[Stored data entries]

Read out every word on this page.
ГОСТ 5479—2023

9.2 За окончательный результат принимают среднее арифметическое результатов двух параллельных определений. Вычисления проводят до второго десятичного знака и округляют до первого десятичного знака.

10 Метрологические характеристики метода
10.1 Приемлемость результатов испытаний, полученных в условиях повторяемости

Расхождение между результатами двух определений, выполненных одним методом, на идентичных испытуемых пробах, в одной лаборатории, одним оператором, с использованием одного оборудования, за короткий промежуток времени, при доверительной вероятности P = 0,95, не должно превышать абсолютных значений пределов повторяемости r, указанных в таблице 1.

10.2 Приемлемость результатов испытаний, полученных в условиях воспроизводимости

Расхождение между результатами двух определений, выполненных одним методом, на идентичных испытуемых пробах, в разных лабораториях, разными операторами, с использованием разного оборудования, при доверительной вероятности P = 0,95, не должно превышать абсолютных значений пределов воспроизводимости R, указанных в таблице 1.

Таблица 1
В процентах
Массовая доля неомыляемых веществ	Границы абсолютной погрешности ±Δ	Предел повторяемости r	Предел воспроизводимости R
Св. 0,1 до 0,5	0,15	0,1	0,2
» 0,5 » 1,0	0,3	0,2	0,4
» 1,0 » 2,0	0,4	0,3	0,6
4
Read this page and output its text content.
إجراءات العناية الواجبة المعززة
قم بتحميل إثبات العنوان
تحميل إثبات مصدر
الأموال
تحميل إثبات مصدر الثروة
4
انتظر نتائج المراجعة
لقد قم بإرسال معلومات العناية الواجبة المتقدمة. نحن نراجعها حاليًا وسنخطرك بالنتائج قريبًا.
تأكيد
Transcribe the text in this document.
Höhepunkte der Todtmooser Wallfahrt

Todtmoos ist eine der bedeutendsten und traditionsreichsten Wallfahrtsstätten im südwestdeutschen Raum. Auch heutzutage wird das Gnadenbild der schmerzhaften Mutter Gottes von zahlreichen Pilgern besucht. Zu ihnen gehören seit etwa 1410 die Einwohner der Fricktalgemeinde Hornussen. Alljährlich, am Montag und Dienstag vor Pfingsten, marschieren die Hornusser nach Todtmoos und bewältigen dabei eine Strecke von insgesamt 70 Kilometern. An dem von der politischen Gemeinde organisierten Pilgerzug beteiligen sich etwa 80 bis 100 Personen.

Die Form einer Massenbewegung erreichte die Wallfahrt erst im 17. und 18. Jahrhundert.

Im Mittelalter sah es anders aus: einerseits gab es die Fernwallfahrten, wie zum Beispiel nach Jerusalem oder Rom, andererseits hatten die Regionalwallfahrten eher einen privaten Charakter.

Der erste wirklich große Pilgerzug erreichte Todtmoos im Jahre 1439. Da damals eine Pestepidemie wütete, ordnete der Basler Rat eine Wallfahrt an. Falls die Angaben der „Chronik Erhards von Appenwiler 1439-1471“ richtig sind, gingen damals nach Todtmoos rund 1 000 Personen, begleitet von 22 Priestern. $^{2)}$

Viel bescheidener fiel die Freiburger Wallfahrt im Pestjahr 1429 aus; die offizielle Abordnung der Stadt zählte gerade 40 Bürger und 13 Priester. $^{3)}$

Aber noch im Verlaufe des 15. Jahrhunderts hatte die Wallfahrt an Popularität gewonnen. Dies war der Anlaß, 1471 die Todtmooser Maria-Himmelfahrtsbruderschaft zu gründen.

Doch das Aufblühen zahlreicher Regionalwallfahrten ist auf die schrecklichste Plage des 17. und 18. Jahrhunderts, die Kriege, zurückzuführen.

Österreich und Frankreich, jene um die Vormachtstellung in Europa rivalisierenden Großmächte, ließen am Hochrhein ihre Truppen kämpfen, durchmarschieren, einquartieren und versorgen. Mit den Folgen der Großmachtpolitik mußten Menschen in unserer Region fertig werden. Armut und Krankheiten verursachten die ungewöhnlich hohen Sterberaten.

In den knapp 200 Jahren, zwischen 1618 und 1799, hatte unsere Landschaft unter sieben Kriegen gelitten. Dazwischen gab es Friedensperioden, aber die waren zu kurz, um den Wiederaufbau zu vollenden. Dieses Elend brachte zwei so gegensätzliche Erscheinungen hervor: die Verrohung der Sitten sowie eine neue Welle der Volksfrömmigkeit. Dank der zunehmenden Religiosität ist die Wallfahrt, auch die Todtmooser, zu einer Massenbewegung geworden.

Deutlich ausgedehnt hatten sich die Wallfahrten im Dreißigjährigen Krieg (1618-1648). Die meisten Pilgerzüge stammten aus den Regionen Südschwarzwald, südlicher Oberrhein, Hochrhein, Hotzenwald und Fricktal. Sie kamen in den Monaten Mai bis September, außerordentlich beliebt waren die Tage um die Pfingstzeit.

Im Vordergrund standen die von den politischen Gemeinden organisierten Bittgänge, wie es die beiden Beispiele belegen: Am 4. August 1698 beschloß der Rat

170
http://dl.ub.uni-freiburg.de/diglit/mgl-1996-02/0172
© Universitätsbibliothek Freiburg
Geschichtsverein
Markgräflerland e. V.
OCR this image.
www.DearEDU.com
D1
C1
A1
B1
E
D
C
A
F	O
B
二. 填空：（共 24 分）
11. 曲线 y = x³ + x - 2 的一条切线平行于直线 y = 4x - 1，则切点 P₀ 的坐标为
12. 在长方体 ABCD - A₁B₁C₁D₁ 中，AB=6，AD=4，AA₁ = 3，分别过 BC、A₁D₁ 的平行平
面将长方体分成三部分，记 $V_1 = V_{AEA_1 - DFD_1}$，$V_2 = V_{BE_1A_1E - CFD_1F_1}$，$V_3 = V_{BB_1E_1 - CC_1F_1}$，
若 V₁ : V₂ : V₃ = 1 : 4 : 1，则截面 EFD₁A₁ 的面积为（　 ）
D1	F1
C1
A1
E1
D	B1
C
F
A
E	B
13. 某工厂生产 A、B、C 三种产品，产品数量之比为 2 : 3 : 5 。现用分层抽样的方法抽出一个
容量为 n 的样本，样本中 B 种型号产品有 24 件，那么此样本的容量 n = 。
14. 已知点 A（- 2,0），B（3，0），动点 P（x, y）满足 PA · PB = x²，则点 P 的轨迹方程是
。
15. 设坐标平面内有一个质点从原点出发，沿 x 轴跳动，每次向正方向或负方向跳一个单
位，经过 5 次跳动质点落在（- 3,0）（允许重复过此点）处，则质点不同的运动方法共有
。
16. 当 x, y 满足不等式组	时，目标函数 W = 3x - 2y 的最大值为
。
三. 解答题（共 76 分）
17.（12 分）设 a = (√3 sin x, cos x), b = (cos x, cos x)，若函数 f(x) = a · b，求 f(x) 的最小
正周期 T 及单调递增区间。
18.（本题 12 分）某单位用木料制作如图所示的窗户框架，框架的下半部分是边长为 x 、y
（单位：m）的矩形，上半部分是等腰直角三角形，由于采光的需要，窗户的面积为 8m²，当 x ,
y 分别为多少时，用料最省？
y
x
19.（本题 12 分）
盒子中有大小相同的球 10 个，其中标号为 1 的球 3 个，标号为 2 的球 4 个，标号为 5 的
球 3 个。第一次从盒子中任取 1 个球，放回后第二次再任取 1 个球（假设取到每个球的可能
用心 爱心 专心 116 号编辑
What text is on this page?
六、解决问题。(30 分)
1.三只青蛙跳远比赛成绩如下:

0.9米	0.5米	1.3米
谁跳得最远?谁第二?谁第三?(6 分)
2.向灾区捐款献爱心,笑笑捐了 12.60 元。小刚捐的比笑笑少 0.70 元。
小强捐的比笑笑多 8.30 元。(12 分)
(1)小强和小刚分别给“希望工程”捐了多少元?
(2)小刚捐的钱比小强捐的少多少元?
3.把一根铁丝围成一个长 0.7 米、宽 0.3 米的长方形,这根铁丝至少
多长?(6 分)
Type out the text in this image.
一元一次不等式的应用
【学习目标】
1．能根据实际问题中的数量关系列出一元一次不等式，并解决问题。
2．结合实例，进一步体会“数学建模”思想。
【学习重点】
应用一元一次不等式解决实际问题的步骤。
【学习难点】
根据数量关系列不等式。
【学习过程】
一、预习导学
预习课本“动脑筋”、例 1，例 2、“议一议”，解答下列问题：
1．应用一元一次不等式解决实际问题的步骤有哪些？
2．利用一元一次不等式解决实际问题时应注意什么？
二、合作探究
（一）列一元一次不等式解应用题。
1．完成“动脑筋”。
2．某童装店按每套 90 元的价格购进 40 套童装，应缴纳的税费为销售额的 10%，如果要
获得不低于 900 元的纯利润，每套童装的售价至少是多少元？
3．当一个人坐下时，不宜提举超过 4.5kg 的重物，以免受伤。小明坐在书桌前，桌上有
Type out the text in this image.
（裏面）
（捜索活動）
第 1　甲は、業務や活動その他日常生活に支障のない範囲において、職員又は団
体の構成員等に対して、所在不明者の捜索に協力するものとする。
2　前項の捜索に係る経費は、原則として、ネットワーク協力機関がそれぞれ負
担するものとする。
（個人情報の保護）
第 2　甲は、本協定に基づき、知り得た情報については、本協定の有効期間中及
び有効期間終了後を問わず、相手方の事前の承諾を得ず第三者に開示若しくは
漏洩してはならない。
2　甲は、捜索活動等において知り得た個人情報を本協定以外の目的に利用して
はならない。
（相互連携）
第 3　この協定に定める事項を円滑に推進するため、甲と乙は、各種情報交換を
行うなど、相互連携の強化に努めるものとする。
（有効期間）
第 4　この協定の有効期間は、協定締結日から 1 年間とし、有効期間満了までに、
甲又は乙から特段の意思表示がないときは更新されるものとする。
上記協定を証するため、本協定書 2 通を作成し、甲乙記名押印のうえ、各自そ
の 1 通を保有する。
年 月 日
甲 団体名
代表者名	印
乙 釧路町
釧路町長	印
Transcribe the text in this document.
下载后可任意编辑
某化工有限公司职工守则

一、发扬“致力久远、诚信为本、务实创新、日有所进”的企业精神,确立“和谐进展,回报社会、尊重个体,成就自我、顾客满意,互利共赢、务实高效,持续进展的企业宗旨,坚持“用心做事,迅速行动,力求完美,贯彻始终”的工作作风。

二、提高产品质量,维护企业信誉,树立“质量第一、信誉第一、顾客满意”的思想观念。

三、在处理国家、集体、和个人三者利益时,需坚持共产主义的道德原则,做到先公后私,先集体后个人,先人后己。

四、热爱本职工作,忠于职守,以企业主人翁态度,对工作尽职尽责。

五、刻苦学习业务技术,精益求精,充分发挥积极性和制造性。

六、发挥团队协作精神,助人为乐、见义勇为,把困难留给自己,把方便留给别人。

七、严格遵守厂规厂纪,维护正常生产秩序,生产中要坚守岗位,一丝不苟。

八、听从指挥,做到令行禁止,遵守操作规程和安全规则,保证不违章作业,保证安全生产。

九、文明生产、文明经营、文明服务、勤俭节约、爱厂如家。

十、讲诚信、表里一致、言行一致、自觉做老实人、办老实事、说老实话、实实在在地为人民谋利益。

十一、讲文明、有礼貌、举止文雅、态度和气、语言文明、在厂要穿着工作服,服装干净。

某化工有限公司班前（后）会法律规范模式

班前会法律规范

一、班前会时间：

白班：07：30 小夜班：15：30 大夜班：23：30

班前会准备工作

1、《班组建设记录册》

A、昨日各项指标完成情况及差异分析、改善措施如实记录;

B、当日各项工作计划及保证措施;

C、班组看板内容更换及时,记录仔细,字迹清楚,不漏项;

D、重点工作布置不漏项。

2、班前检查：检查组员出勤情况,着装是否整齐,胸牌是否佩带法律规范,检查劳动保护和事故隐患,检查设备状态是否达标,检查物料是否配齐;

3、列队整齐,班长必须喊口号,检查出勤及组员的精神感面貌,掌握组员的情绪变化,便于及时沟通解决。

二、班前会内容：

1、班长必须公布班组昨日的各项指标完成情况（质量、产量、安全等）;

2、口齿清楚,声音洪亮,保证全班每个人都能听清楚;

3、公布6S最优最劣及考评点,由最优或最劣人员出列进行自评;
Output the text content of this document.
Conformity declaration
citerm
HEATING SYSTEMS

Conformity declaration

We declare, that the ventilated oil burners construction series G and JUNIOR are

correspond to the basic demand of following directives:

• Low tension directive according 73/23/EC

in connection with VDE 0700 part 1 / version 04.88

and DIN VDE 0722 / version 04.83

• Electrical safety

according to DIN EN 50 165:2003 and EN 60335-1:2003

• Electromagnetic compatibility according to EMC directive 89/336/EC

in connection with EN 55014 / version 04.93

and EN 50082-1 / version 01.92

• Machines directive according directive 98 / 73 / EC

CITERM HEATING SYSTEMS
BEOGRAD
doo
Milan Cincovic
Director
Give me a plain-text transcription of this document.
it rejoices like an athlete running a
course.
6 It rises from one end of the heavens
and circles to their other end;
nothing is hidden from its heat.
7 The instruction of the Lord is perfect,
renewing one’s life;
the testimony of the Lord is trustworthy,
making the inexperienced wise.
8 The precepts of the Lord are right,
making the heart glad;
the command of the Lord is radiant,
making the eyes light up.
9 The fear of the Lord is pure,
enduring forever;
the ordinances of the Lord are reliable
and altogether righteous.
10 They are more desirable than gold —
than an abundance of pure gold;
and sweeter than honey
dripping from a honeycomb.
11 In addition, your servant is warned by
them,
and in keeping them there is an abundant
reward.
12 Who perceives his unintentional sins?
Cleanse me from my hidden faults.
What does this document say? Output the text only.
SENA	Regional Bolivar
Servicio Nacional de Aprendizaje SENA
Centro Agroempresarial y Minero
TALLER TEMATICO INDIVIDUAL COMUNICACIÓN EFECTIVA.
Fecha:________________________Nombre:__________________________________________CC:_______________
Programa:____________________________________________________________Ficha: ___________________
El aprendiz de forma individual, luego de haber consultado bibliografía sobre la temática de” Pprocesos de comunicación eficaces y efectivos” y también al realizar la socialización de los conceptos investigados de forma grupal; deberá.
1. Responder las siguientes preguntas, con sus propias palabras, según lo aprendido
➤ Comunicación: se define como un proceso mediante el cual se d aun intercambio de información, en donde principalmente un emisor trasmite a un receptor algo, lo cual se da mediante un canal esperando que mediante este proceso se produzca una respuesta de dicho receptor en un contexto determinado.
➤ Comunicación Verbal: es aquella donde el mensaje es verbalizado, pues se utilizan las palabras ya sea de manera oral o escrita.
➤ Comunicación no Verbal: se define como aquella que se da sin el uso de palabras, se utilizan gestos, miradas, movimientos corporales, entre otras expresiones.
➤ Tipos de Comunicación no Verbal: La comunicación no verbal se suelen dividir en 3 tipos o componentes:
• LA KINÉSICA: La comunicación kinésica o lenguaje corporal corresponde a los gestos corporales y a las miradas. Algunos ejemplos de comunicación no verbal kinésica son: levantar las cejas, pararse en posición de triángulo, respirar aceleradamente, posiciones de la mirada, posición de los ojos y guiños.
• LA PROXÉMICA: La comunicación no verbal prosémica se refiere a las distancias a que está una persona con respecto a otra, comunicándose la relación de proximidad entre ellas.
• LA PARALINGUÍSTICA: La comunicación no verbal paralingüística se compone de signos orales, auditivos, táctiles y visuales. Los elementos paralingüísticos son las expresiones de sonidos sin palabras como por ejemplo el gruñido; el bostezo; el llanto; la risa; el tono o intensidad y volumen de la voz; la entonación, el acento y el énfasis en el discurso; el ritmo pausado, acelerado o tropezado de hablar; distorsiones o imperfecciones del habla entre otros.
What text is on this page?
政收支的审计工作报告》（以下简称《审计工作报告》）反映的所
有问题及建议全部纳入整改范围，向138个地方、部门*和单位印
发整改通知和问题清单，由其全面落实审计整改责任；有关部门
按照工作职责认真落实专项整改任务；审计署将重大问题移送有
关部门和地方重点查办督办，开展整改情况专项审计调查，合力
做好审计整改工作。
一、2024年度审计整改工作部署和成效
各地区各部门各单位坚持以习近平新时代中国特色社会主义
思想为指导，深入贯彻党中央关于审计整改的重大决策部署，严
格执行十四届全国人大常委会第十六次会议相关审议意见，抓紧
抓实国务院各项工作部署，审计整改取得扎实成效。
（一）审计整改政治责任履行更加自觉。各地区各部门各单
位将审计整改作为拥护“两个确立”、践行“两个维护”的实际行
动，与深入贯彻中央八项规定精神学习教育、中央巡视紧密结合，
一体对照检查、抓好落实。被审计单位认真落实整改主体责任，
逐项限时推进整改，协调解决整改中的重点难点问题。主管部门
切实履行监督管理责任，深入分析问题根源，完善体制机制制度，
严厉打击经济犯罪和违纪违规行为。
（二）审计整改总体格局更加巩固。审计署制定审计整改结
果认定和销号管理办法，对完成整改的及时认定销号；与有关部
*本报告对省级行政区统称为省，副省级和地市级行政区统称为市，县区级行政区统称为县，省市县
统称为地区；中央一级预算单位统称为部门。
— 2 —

Given task:
Extract every line from the records above that contains the word "aquella".

Task output:
➤ Comunicación Verbal: es aquella donde el mensaje es verbalizado, pues se utilizan las palabras ya sea de manera oral o escrita.
➤ Comunicación no Verbal: se define como aquella que se da sin el uso de palabras, se utilizan gestos, miradas, movimientos corporales, entre otras expresiones.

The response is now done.